Dataset records:

## BEGIN

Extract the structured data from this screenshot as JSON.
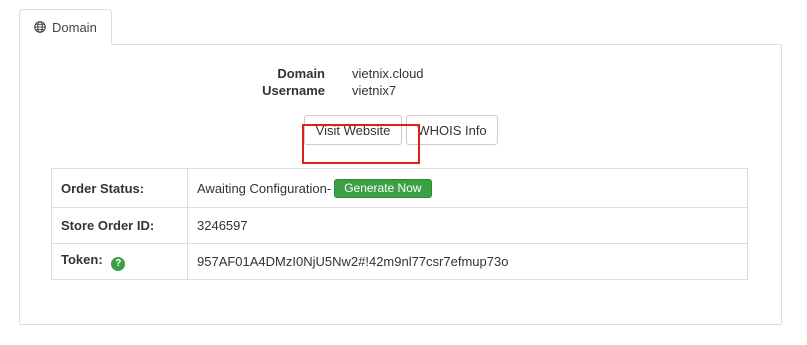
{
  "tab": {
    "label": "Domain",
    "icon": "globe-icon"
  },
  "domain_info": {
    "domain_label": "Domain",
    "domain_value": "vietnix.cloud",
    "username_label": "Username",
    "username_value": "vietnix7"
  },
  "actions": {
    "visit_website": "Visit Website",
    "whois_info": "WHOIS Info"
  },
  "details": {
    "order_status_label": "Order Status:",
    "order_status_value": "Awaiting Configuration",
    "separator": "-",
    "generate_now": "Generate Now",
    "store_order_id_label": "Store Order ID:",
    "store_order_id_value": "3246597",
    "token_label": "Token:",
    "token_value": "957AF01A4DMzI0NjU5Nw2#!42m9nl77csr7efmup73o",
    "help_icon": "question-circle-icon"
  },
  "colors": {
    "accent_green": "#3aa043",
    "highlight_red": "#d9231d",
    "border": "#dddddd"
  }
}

## END

(What this task involves): Your task is to return the entries above exactly, with no pictures.

(Result below):
Extract the structured data from this screenshot as JSON.
{
  "tab": {
    "label": "Domain",
    "icon": "globe-icon"
  },
  "domain_info": {
    "domain_label": "Domain",
    "domain_value": "vietnix.cloud",
    "username_label": "Username",
    "username_value": "vietnix7"
  },
  "actions": {
    "visit_website": "Visit Website",
    "whois_info": "WHOIS Info"
  },
  "details": {
    "order_status_label": "Order Status:",
    "order_status_value": "Awaiting Configuration",
    "separator": "-",
    "generate_now": "Generate Now",
    "store_order_id_label": "Store Order ID:",
    "store_order_id_value": "3246597",
    "token_label": "Token:",
    "token_value": "957AF01A4DMzI0NjU5Nw2#!42m9nl77csr7efmup73o",
    "help_icon": "question-circle-icon"
  },
  "colors": {
    "accent_green": "#3aa043",
    "highlight_red": "#d9231d",
    "border": "#dddddd"
  }
}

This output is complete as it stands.